--- Start TASK INPUT ---

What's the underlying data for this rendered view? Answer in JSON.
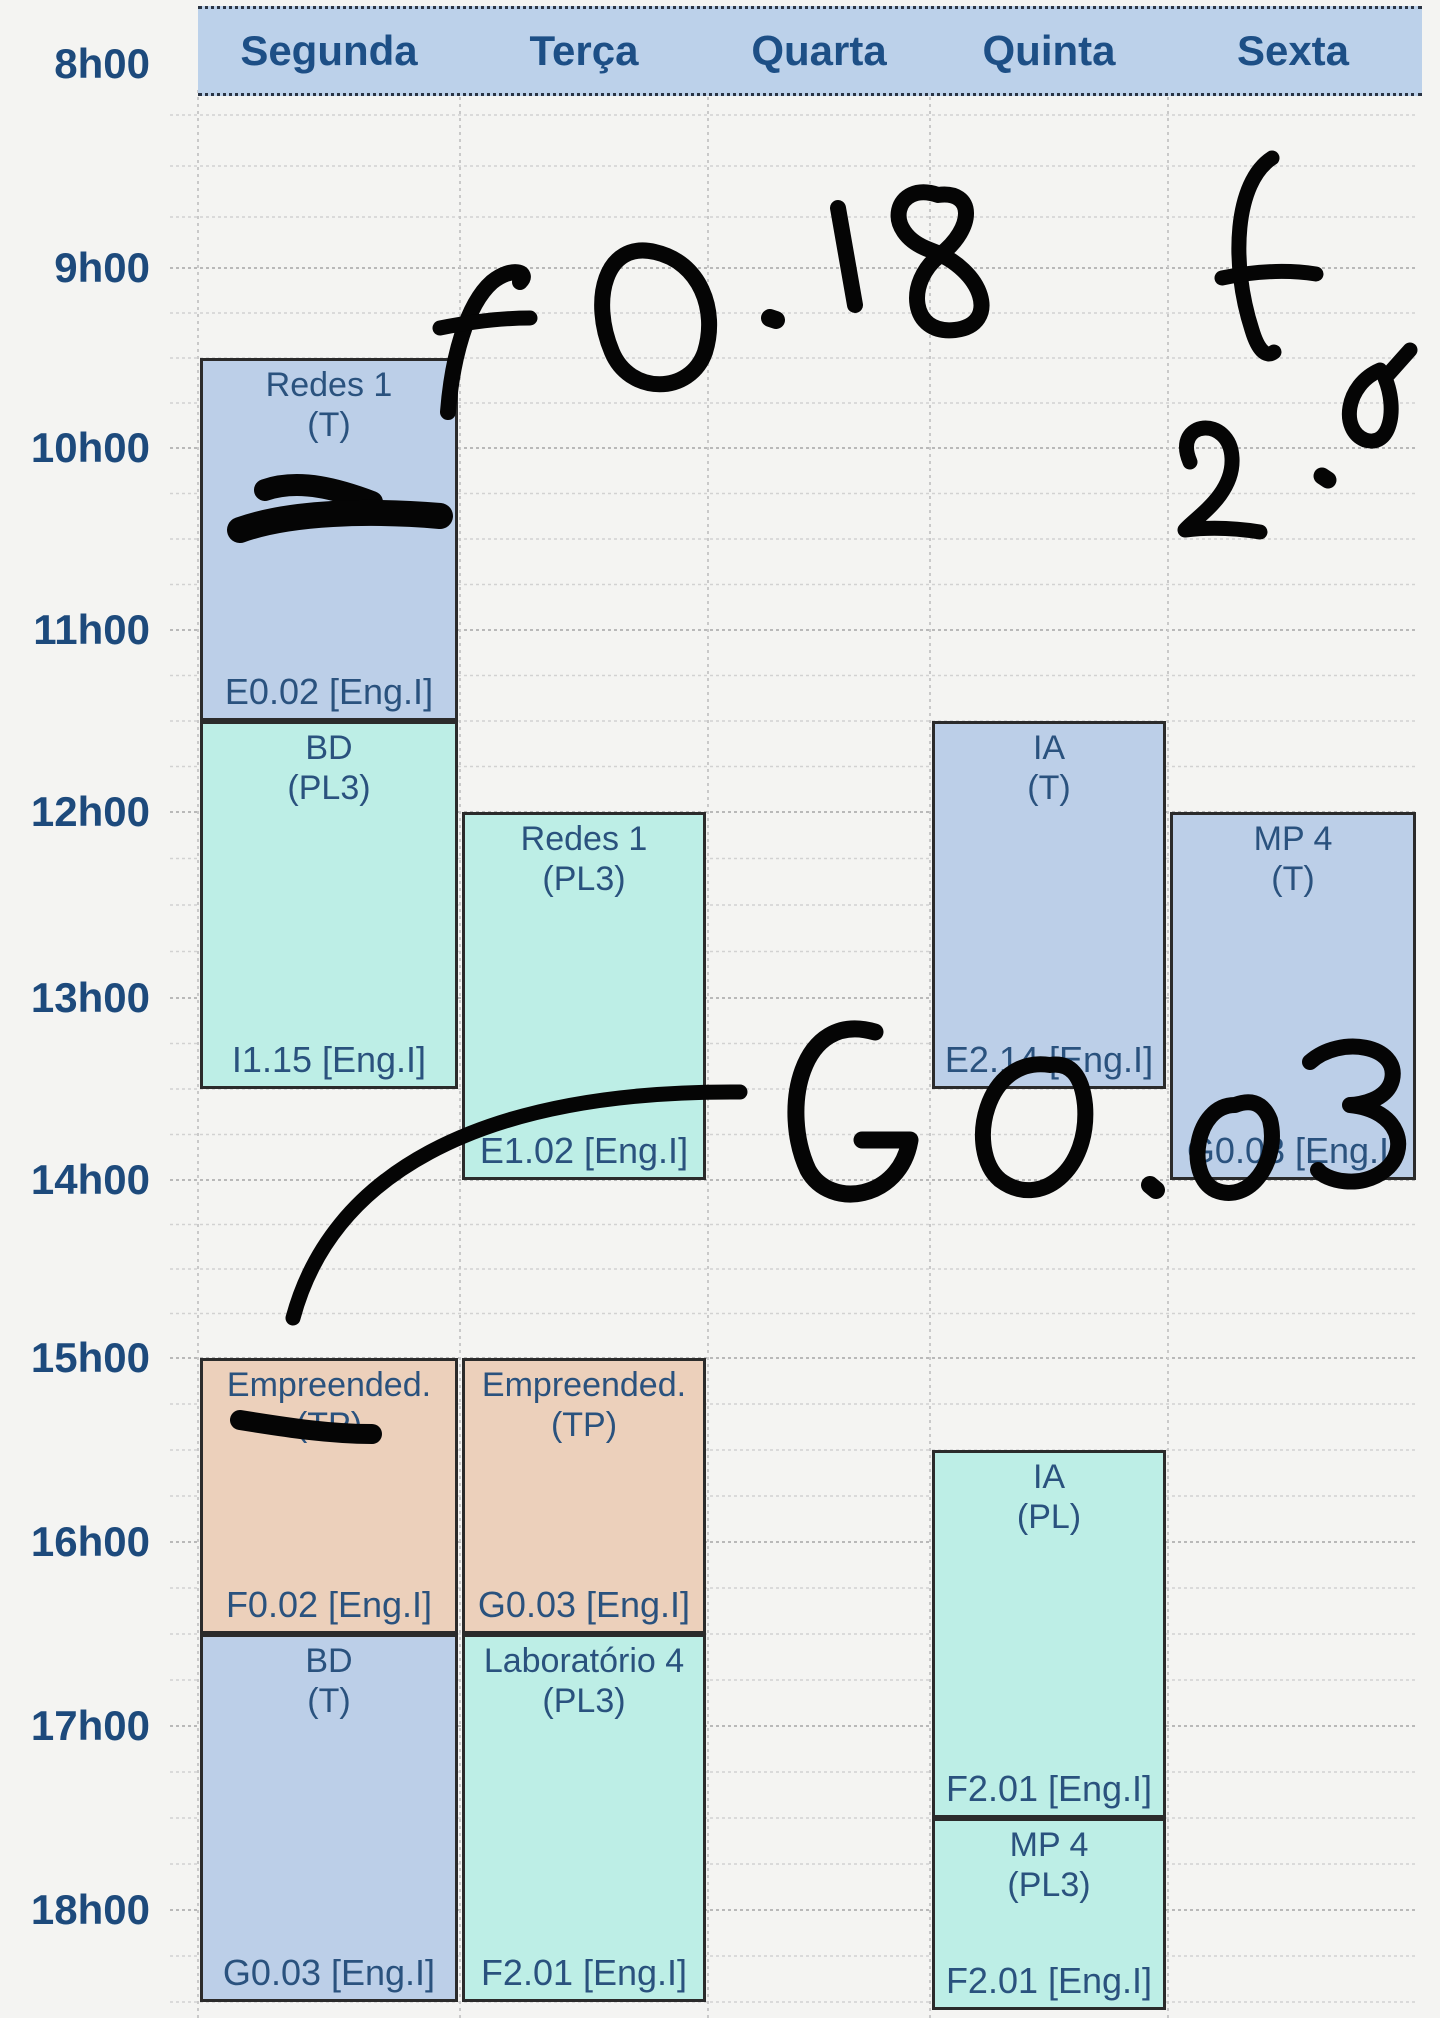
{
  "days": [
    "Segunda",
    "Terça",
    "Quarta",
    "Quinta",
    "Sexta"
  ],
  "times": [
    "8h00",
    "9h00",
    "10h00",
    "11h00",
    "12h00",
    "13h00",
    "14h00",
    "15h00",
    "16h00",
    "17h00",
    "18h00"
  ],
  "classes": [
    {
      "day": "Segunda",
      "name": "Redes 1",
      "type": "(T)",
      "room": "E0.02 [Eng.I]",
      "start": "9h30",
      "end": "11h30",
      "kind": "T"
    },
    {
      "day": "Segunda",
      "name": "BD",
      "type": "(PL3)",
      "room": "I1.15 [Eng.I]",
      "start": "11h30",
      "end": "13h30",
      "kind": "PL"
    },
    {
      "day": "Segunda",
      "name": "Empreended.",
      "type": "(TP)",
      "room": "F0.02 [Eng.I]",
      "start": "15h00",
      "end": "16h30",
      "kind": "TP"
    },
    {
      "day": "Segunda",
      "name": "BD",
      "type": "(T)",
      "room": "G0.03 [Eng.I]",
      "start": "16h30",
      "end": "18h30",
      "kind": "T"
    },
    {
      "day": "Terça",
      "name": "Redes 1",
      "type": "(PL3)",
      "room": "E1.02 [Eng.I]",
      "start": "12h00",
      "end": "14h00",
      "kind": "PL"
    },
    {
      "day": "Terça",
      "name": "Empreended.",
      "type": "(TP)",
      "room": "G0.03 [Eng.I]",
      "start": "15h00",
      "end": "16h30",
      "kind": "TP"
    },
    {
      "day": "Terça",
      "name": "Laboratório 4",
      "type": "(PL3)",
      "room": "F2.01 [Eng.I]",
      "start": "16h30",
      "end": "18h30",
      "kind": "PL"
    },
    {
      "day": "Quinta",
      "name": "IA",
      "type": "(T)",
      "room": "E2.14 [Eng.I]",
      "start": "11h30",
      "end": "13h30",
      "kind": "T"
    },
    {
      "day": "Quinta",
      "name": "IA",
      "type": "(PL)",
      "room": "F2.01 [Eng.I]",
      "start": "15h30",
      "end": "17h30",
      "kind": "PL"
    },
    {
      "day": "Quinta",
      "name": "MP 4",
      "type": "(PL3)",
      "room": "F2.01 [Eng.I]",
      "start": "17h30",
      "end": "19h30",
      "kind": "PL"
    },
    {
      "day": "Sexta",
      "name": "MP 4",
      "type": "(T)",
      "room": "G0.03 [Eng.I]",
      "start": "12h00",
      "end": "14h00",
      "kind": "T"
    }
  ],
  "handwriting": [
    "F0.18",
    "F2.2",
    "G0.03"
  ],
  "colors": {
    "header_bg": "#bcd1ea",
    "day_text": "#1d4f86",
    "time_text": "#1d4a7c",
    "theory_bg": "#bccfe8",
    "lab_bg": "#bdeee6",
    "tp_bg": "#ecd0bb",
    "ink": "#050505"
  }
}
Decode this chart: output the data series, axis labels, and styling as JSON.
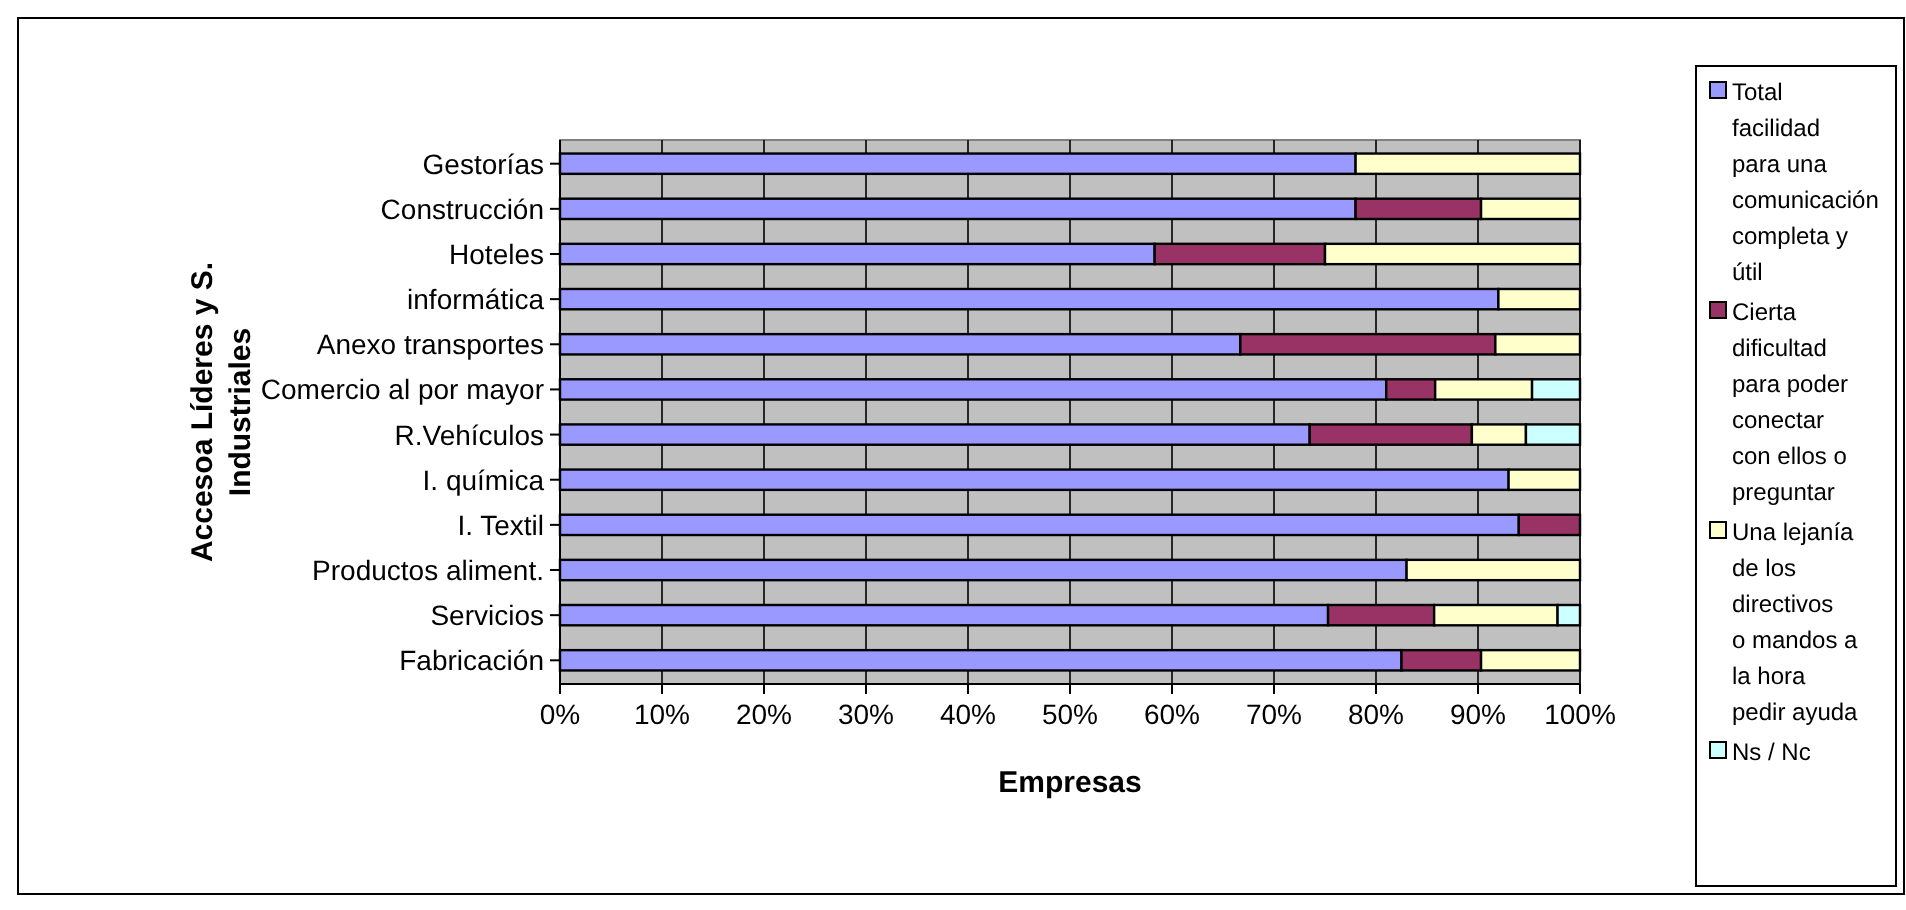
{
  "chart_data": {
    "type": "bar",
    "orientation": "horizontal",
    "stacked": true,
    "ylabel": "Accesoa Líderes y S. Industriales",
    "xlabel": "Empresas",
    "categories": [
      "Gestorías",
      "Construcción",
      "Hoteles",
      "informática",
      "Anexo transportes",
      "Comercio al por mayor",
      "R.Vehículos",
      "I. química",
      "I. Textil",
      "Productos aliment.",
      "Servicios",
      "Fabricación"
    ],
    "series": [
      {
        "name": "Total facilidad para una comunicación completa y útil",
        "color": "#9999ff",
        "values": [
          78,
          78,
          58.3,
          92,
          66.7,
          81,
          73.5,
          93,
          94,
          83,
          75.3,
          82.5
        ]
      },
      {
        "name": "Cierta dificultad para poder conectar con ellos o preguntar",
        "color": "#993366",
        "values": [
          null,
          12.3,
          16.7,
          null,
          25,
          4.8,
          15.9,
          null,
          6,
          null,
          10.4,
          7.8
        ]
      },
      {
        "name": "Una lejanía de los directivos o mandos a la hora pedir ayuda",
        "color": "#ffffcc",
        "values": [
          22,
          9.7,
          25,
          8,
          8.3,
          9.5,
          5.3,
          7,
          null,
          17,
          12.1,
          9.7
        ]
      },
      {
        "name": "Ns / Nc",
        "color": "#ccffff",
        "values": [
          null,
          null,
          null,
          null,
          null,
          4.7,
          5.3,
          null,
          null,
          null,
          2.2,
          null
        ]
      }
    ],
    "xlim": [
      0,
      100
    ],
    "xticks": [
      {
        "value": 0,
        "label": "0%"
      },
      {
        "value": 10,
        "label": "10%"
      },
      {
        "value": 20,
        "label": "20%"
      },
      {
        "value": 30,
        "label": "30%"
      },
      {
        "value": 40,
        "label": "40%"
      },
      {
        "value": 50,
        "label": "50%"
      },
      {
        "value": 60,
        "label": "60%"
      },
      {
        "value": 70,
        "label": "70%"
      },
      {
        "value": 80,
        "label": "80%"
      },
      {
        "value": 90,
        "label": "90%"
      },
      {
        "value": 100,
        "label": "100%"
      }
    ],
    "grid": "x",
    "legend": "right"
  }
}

--- End TASK INPUT ---

EXERCISE DIRECTIONS: Print the complete listing exactly as it stands, without its pictures.

FINISHED TASK:
What's the underlying data for this rendered view? Answer in JSON.
{
  "days": [
    "Segunda",
    "Terça",
    "Quarta",
    "Quinta",
    "Sexta"
  ],
  "times": [
    "8h00",
    "9h00",
    "10h00",
    "11h00",
    "12h00",
    "13h00",
    "14h00",
    "15h00",
    "16h00",
    "17h00",
    "18h00"
  ],
  "classes": [
    {
      "day": "Segunda",
      "name": "Redes 1",
      "type": "(T)",
      "room": "E0.02 [Eng.I]",
      "start": "9h30",
      "end": "11h30",
      "kind": "T"
    },
    {
      "day": "Segunda",
      "name": "BD",
      "type": "(PL3)",
      "room": "I1.15 [Eng.I]",
      "start": "11h30",
      "end": "13h30",
      "kind": "PL"
    },
    {
      "day": "Segunda",
      "name": "Empreended.",
      "type": "(TP)",
      "room": "F0.02 [Eng.I]",
      "start": "15h00",
      "end": "16h30",
      "kind": "TP"
    },
    {
      "day": "Segunda",
      "name": "BD",
      "type": "(T)",
      "room": "G0.03 [Eng.I]",
      "start": "16h30",
      "end": "18h30",
      "kind": "T"
    },
    {
      "day": "Terça",
      "name": "Redes 1",
      "type": "(PL3)",
      "room": "E1.02 [Eng.I]",
      "start": "12h00",
      "end": "14h00",
      "kind": "PL"
    },
    {
      "day": "Terça",
      "name": "Empreended.",
      "type": "(TP)",
      "room": "G0.03 [Eng.I]",
      "start": "15h00",
      "end": "16h30",
      "kind": "TP"
    },
    {
      "day": "Terça",
      "name": "Laboratório 4",
      "type": "(PL3)",
      "room": "F2.01 [Eng.I]",
      "start": "16h30",
      "end": "18h30",
      "kind": "PL"
    },
    {
      "day": "Quinta",
      "name": "IA",
      "type": "(T)",
      "room": "E2.14 [Eng.I]",
      "start": "11h30",
      "end": "13h30",
      "kind": "T"
    },
    {
      "day": "Quinta",
      "name": "IA",
      "type": "(PL)",
      "room": "F2.01 [Eng.I]",
      "start": "15h30",
      "end": "17h30",
      "kind": "PL"
    },
    {
      "day": "Quinta",
      "name": "MP 4",
      "type": "(PL3)",
      "room": "F2.01 [Eng.I]",
      "start": "17h30",
      "end": "19h30",
      "kind": "PL"
    },
    {
      "day": "Sexta",
      "name": "MP 4",
      "type": "(T)",
      "room": "G0.03 [Eng.I]",
      "start": "12h00",
      "end": "14h00",
      "kind": "T"
    }
  ],
  "handwriting": [
    "F0.18",
    "F2.2",
    "G0.03"
  ],
  "colors": {
    "header_bg": "#bcd1ea",
    "day_text": "#1d4f86",
    "time_text": "#1d4a7c",
    "theory_bg": "#bccfe8",
    "lab_bg": "#bdeee6",
    "tp_bg": "#ecd0bb",
    "ink": "#050505"
  }
}
Decode this chart: output the data series, axis labels, and styling as JSON.
{
  "chart_data": {
    "type": "bar",
    "orientation": "horizontal",
    "stacked": true,
    "ylabel": "Accesoa Líderes y S. Industriales",
    "xlabel": "Empresas",
    "categories": [
      "Gestorías",
      "Construcción",
      "Hoteles",
      "informática",
      "Anexo transportes",
      "Comercio al por mayor",
      "R.Vehículos",
      "I. química",
      "I. Textil",
      "Productos aliment.",
      "Servicios",
      "Fabricación"
    ],
    "series": [
      {
        "name": "Total facilidad para una comunicación completa y útil",
        "color": "#9999ff",
        "values": [
          78,
          78,
          58.3,
          92,
          66.7,
          81,
          73.5,
          93,
          94,
          83,
          75.3,
          82.5
        ]
      },
      {
        "name": "Cierta dificultad para poder conectar con ellos o preguntar",
        "color": "#993366",
        "values": [
          null,
          12.3,
          16.7,
          null,
          25,
          4.8,
          15.9,
          null,
          6,
          null,
          10.4,
          7.8
        ]
      },
      {
        "name": "Una lejanía de los directivos o mandos a la hora pedir ayuda",
        "color": "#ffffcc",
        "values": [
          22,
          9.7,
          25,
          8,
          8.3,
          9.5,
          5.3,
          7,
          null,
          17,
          12.1,
          9.7
        ]
      },
      {
        "name": "Ns / Nc",
        "color": "#ccffff",
        "values": [
          null,
          null,
          null,
          null,
          null,
          4.7,
          5.3,
          null,
          null,
          null,
          2.2,
          null
        ]
      }
    ],
    "xlim": [
      0,
      100
    ],
    "xticks": [
      {
        "value": 0,
        "label": "0%"
      },
      {
        "value": 10,
        "label": "10%"
      },
      {
        "value": 20,
        "label": "20%"
      },
      {
        "value": 30,
        "label": "30%"
      },
      {
        "value": 40,
        "label": "40%"
      },
      {
        "value": 50,
        "label": "50%"
      },
      {
        "value": 60,
        "label": "60%"
      },
      {
        "value": 70,
        "label": "70%"
      },
      {
        "value": 80,
        "label": "80%"
      },
      {
        "value": 90,
        "label": "90%"
      },
      {
        "value": 100,
        "label": "100%"
      }
    ],
    "grid": "x",
    "legend": "right"
  }
}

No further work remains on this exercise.